Exercise description
Exactly reproduce the entries, dropping any pictures from your copy.

Supplied records
— begin —

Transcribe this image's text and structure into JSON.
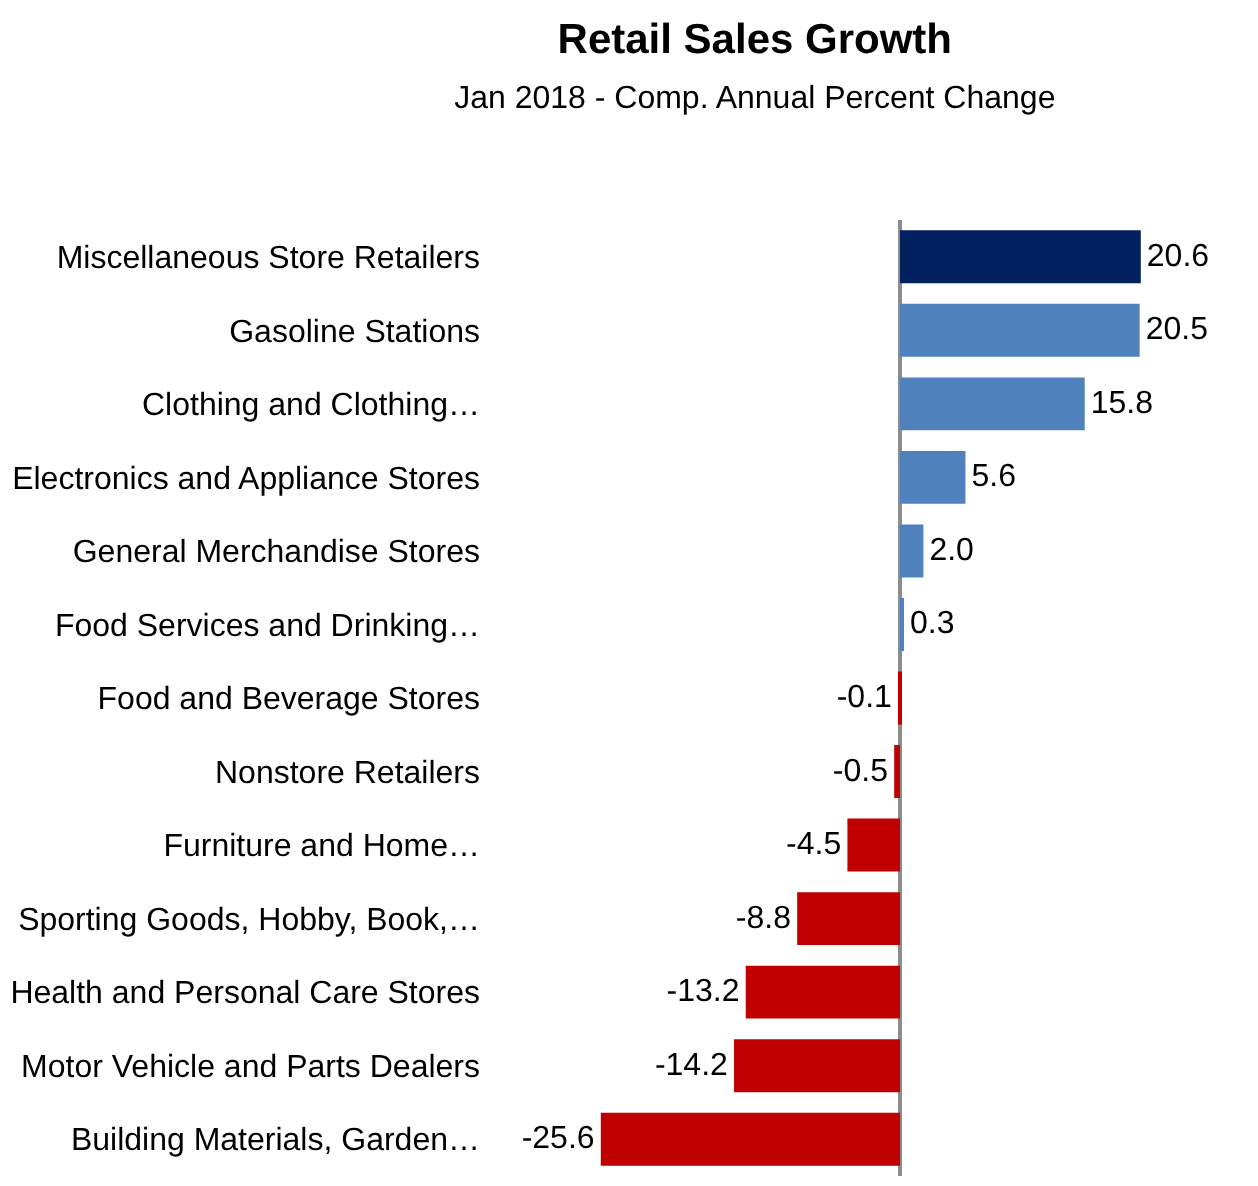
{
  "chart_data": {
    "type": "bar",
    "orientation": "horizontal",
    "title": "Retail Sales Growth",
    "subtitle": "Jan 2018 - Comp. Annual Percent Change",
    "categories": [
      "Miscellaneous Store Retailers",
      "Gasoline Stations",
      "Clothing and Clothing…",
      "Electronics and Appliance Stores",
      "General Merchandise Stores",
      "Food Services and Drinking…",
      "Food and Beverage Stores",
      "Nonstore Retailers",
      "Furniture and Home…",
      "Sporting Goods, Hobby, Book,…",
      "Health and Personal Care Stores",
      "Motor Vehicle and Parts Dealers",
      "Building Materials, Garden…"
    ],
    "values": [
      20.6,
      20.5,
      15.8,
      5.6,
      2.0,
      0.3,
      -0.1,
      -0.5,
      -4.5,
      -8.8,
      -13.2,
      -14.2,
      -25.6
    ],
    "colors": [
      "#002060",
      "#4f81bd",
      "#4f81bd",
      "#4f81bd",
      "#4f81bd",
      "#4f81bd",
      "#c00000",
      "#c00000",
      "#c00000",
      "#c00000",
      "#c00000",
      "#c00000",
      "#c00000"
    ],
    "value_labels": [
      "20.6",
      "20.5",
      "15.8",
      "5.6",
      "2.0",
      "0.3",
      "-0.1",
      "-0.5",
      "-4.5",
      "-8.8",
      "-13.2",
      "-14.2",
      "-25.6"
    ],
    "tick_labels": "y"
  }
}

— end —

Reply
Transcribe this image's text and structure into JSON.
{
  "chart_data": {
    "type": "bar",
    "orientation": "horizontal",
    "title": "Retail Sales Growth",
    "subtitle": "Jan 2018 - Comp. Annual Percent Change",
    "categories": [
      "Miscellaneous Store Retailers",
      "Gasoline Stations",
      "Clothing and Clothing…",
      "Electronics and Appliance Stores",
      "General Merchandise Stores",
      "Food Services and Drinking…",
      "Food and Beverage Stores",
      "Nonstore Retailers",
      "Furniture and Home…",
      "Sporting Goods, Hobby, Book,…",
      "Health and Personal Care Stores",
      "Motor Vehicle and Parts Dealers",
      "Building Materials, Garden…"
    ],
    "values": [
      20.6,
      20.5,
      15.8,
      5.6,
      2.0,
      0.3,
      -0.1,
      -0.5,
      -4.5,
      -8.8,
      -13.2,
      -14.2,
      -25.6
    ],
    "colors": [
      "#002060",
      "#4f81bd",
      "#4f81bd",
      "#4f81bd",
      "#4f81bd",
      "#4f81bd",
      "#c00000",
      "#c00000",
      "#c00000",
      "#c00000",
      "#c00000",
      "#c00000",
      "#c00000"
    ],
    "value_labels": [
      "20.6",
      "20.5",
      "15.8",
      "5.6",
      "2.0",
      "0.3",
      "-0.1",
      "-0.5",
      "-4.5",
      "-8.8",
      "-13.2",
      "-14.2",
      "-25.6"
    ],
    "tick_labels": "y"
  }
}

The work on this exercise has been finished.